◆ **Your instructions**: Print the complete set of entries exactly.

◆ **Exercise input**:

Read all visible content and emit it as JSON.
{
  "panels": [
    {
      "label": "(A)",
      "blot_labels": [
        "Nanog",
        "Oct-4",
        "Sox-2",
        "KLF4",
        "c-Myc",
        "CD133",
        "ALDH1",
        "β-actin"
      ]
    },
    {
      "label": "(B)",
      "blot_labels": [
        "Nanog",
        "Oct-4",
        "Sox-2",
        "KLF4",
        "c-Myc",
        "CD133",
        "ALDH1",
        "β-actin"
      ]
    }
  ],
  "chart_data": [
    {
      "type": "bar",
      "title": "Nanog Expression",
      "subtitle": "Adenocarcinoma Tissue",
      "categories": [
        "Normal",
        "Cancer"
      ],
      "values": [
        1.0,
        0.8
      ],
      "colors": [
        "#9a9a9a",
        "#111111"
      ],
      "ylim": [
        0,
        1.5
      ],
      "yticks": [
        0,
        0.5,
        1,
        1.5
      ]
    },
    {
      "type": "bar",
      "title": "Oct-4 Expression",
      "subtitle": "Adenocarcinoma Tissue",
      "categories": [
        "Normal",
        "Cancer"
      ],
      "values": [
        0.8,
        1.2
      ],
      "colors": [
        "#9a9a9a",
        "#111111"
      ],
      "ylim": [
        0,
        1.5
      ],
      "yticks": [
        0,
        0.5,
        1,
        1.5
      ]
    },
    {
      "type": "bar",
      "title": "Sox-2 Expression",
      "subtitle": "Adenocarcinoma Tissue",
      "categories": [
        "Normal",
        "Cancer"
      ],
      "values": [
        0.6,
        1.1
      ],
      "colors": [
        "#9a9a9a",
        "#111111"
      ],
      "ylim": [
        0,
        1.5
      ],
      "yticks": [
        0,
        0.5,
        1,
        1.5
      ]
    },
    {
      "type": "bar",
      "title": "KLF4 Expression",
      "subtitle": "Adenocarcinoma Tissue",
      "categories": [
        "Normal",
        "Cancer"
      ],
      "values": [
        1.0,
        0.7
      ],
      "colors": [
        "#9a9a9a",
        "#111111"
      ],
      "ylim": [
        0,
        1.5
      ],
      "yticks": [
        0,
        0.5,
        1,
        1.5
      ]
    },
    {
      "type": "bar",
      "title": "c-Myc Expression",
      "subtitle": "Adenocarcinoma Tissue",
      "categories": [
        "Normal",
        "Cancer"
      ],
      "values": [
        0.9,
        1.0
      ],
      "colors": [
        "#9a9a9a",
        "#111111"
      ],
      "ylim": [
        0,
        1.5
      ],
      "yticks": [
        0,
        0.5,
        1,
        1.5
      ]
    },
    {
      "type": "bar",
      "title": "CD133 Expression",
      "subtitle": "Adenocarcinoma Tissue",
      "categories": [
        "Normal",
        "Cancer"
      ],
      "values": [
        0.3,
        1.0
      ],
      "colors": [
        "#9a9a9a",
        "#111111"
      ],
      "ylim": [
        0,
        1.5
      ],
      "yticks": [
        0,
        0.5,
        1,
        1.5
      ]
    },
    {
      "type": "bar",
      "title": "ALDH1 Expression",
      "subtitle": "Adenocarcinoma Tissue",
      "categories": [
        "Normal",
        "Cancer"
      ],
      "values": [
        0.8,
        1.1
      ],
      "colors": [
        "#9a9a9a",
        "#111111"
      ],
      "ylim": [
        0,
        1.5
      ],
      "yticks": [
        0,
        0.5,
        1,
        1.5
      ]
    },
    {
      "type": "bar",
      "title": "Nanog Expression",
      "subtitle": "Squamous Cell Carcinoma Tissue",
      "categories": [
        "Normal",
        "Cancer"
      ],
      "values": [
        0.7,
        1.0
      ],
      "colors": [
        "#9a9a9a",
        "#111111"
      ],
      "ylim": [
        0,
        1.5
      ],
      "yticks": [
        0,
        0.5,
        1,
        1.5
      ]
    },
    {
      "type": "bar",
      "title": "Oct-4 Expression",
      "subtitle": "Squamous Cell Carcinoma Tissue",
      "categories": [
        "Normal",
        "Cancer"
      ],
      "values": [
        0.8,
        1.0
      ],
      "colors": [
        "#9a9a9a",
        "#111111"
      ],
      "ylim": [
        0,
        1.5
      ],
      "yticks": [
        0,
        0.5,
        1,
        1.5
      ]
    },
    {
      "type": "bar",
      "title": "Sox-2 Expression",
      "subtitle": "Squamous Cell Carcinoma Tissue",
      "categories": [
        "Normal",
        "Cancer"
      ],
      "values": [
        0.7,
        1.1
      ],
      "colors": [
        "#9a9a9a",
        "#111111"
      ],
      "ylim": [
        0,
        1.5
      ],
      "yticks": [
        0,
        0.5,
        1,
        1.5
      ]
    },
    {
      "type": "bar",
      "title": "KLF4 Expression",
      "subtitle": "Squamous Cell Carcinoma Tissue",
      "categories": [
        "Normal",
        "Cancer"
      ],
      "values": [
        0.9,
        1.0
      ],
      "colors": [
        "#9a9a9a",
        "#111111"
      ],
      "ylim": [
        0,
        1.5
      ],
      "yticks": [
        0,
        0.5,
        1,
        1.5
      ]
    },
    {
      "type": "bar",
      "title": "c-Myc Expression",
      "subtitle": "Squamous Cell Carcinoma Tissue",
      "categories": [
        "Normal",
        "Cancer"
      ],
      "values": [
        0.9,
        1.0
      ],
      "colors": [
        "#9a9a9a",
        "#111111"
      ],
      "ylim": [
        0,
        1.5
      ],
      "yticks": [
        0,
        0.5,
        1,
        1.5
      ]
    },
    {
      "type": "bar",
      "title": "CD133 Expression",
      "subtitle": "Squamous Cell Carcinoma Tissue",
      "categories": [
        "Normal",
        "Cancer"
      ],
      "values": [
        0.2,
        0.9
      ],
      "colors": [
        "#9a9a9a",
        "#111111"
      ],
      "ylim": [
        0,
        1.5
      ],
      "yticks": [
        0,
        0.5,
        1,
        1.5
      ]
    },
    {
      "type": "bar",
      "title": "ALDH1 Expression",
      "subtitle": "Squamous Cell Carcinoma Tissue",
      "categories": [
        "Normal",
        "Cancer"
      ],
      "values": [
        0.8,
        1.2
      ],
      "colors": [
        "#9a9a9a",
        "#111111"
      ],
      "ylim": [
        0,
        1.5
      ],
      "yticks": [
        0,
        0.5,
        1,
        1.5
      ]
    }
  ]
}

◆ **Response for this exercise**:
Read all visible content and emit it as JSON.
{
  "panels": [
    {
      "label": "(A)",
      "blot_labels": [
        "Nanog",
        "Oct-4",
        "Sox-2",
        "KLF4",
        "c-Myc",
        "CD133",
        "ALDH1",
        "β-actin"
      ]
    },
    {
      "label": "(B)",
      "blot_labels": [
        "Nanog",
        "Oct-4",
        "Sox-2",
        "KLF4",
        "c-Myc",
        "CD133",
        "ALDH1",
        "β-actin"
      ]
    }
  ],
  "chart_data": [
    {
      "type": "bar",
      "title": "Nanog Expression",
      "subtitle": "Adenocarcinoma Tissue",
      "categories": [
        "Normal",
        "Cancer"
      ],
      "values": [
        1.0,
        0.8
      ],
      "colors": [
        "#9a9a9a",
        "#111111"
      ],
      "ylim": [
        0,
        1.5
      ],
      "yticks": [
        0,
        0.5,
        1,
        1.5
      ]
    },
    {
      "type": "bar",
      "title": "Oct-4 Expression",
      "subtitle": "Adenocarcinoma Tissue",
      "categories": [
        "Normal",
        "Cancer"
      ],
      "values": [
        0.8,
        1.2
      ],
      "colors": [
        "#9a9a9a",
        "#111111"
      ],
      "ylim": [
        0,
        1.5
      ],
      "yticks": [
        0,
        0.5,
        1,
        1.5
      ]
    },
    {
      "type": "bar",
      "title": "Sox-2 Expression",
      "subtitle": "Adenocarcinoma Tissue",
      "categories": [
        "Normal",
        "Cancer"
      ],
      "values": [
        0.6,
        1.1
      ],
      "colors": [
        "#9a9a9a",
        "#111111"
      ],
      "ylim": [
        0,
        1.5
      ],
      "yticks": [
        0,
        0.5,
        1,
        1.5
      ]
    },
    {
      "type": "bar",
      "title": "KLF4 Expression",
      "subtitle": "Adenocarcinoma Tissue",
      "categories": [
        "Normal",
        "Cancer"
      ],
      "values": [
        1.0,
        0.7
      ],
      "colors": [
        "#9a9a9a",
        "#111111"
      ],
      "ylim": [
        0,
        1.5
      ],
      "yticks": [
        0,
        0.5,
        1,
        1.5
      ]
    },
    {
      "type": "bar",
      "title": "c-Myc Expression",
      "subtitle": "Adenocarcinoma Tissue",
      "categories": [
        "Normal",
        "Cancer"
      ],
      "values": [
        0.9,
        1.0
      ],
      "colors": [
        "#9a9a9a",
        "#111111"
      ],
      "ylim": [
        0,
        1.5
      ],
      "yticks": [
        0,
        0.5,
        1,
        1.5
      ]
    },
    {
      "type": "bar",
      "title": "CD133 Expression",
      "subtitle": "Adenocarcinoma Tissue",
      "categories": [
        "Normal",
        "Cancer"
      ],
      "values": [
        0.3,
        1.0
      ],
      "colors": [
        "#9a9a9a",
        "#111111"
      ],
      "ylim": [
        0,
        1.5
      ],
      "yticks": [
        0,
        0.5,
        1,
        1.5
      ]
    },
    {
      "type": "bar",
      "title": "ALDH1 Expression",
      "subtitle": "Adenocarcinoma Tissue",
      "categories": [
        "Normal",
        "Cancer"
      ],
      "values": [
        0.8,
        1.1
      ],
      "colors": [
        "#9a9a9a",
        "#111111"
      ],
      "ylim": [
        0,
        1.5
      ],
      "yticks": [
        0,
        0.5,
        1,
        1.5
      ]
    },
    {
      "type": "bar",
      "title": "Nanog Expression",
      "subtitle": "Squamous Cell Carcinoma Tissue",
      "categories": [
        "Normal",
        "Cancer"
      ],
      "values": [
        0.7,
        1.0
      ],
      "colors": [
        "#9a9a9a",
        "#111111"
      ],
      "ylim": [
        0,
        1.5
      ],
      "yticks": [
        0,
        0.5,
        1,
        1.5
      ]
    },
    {
      "type": "bar",
      "title": "Oct-4 Expression",
      "subtitle": "Squamous Cell Carcinoma Tissue",
      "categories": [
        "Normal",
        "Cancer"
      ],
      "values": [
        0.8,
        1.0
      ],
      "colors": [
        "#9a9a9a",
        "#111111"
      ],
      "ylim": [
        0,
        1.5
      ],
      "yticks": [
        0,
        0.5,
        1,
        1.5
      ]
    },
    {
      "type": "bar",
      "title": "Sox-2 Expression",
      "subtitle": "Squamous Cell Carcinoma Tissue",
      "categories": [
        "Normal",
        "Cancer"
      ],
      "values": [
        0.7,
        1.1
      ],
      "colors": [
        "#9a9a9a",
        "#111111"
      ],
      "ylim": [
        0,
        1.5
      ],
      "yticks": [
        0,
        0.5,
        1,
        1.5
      ]
    },
    {
      "type": "bar",
      "title": "KLF4 Expression",
      "subtitle": "Squamous Cell Carcinoma Tissue",
      "categories": [
        "Normal",
        "Cancer"
      ],
      "values": [
        0.9,
        1.0
      ],
      "colors": [
        "#9a9a9a",
        "#111111"
      ],
      "ylim": [
        0,
        1.5
      ],
      "yticks": [
        0,
        0.5,
        1,
        1.5
      ]
    },
    {
      "type": "bar",
      "title": "c-Myc Expression",
      "subtitle": "Squamous Cell Carcinoma Tissue",
      "categories": [
        "Normal",
        "Cancer"
      ],
      "values": [
        0.9,
        1.0
      ],
      "colors": [
        "#9a9a9a",
        "#111111"
      ],
      "ylim": [
        0,
        1.5
      ],
      "yticks": [
        0,
        0.5,
        1,
        1.5
      ]
    },
    {
      "type": "bar",
      "title": "CD133 Expression",
      "subtitle": "Squamous Cell Carcinoma Tissue",
      "categories": [
        "Normal",
        "Cancer"
      ],
      "values": [
        0.2,
        0.9
      ],
      "colors": [
        "#9a9a9a",
        "#111111"
      ],
      "ylim": [
        0,
        1.5
      ],
      "yticks": [
        0,
        0.5,
        1,
        1.5
      ]
    },
    {
      "type": "bar",
      "title": "ALDH1 Expression",
      "subtitle": "Squamous Cell Carcinoma Tissue",
      "categories": [
        "Normal",
        "Cancer"
      ],
      "values": [
        0.8,
        1.2
      ],
      "colors": [
        "#9a9a9a",
        "#111111"
      ],
      "ylim": [
        0,
        1.5
      ],
      "yticks": [
        0,
        0.5,
        1,
        1.5
      ]
    }
  ]
}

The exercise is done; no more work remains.